→ **YOUR INSTRUCTIONS**: Copy each line with the word "JSON" in it.

-- BEGIN RAW DATA --

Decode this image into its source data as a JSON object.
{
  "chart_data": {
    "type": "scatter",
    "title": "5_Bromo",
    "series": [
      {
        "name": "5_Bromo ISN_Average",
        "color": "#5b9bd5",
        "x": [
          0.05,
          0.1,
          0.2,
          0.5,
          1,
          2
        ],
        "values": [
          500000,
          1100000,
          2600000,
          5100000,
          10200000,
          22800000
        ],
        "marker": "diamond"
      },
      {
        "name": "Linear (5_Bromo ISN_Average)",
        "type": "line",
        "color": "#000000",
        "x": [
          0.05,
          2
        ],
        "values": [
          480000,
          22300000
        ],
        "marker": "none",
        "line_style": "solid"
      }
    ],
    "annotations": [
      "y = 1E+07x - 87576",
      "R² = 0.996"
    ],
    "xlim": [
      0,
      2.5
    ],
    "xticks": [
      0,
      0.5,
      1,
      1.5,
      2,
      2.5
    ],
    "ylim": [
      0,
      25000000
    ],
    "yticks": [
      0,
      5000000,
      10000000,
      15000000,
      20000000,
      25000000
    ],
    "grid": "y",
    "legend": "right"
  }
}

-- END RAW DATA --
-- BEGIN RAW DATA --

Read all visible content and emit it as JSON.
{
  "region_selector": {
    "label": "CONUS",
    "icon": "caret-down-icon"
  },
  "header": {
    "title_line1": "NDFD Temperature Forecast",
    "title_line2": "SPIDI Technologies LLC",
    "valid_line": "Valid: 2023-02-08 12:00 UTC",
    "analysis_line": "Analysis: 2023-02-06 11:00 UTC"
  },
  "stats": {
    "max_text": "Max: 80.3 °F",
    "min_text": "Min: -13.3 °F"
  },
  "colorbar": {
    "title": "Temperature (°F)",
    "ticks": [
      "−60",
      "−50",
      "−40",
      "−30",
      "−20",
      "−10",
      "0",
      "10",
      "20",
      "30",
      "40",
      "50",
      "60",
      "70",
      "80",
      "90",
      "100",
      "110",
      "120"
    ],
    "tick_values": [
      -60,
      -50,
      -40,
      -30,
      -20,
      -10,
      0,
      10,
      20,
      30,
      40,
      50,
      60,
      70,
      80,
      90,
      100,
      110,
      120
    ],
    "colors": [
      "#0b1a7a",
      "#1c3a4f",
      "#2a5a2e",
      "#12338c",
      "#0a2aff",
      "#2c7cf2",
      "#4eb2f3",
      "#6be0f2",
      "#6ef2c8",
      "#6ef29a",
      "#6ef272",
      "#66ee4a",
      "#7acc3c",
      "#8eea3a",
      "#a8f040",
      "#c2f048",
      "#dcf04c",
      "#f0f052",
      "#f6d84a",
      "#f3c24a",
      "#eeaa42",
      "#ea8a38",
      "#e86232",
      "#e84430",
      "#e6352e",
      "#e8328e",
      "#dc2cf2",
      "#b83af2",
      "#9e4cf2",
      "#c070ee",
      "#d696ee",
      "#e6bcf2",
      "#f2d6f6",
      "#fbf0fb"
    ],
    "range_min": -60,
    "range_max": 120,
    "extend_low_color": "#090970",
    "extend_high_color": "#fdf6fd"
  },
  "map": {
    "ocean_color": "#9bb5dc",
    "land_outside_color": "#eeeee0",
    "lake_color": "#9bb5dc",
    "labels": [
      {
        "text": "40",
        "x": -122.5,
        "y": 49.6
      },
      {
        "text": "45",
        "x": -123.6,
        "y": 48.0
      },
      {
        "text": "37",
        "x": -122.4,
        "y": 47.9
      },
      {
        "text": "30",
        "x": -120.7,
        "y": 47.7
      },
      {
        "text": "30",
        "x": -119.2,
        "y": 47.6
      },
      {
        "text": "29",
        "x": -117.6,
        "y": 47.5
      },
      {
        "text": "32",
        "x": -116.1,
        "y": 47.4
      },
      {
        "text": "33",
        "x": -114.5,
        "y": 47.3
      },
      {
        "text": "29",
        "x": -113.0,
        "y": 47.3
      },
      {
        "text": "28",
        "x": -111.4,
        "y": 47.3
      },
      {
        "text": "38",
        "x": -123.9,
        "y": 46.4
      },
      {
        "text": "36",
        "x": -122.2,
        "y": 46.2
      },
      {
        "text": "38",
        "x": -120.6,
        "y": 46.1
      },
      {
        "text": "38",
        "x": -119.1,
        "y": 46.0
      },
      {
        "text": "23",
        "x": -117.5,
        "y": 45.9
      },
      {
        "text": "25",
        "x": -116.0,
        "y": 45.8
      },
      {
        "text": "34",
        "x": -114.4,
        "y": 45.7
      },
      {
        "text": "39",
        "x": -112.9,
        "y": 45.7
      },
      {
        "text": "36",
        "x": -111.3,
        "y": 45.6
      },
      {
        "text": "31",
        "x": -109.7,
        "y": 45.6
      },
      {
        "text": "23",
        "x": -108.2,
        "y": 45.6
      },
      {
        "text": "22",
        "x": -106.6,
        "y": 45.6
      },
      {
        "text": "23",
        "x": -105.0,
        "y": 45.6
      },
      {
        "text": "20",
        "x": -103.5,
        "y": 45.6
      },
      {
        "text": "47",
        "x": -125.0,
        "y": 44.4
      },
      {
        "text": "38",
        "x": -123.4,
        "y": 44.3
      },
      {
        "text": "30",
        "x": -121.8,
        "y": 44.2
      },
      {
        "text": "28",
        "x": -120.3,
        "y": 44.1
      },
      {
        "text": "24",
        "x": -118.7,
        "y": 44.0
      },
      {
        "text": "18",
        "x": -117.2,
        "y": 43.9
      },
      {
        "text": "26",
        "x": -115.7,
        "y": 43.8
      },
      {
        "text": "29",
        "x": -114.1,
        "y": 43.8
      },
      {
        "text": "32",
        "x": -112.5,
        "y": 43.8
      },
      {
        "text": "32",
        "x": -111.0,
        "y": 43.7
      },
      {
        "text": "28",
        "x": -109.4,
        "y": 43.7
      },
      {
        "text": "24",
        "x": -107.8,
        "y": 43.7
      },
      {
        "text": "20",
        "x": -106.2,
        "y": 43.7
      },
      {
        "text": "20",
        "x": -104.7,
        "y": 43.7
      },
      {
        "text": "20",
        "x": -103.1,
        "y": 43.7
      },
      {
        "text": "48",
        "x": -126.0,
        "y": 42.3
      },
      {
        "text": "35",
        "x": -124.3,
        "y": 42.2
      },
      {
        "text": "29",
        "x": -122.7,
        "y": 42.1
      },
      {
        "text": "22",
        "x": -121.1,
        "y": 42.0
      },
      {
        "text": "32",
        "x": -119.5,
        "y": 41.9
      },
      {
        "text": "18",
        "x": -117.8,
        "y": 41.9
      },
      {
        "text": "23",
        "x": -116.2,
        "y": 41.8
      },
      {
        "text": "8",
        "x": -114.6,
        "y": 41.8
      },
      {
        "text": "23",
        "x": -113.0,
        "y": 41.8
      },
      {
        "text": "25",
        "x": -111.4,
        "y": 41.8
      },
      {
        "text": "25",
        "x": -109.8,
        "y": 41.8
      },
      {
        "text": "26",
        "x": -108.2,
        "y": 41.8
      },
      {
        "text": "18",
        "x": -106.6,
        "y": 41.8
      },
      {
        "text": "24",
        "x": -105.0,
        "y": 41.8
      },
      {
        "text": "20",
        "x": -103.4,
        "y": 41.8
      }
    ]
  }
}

-- END RAW DATA --

→ **WRITTEN RESPONSE**:
Decode this image into its source data as a JSON object.
Read all visible content and emit it as JSON.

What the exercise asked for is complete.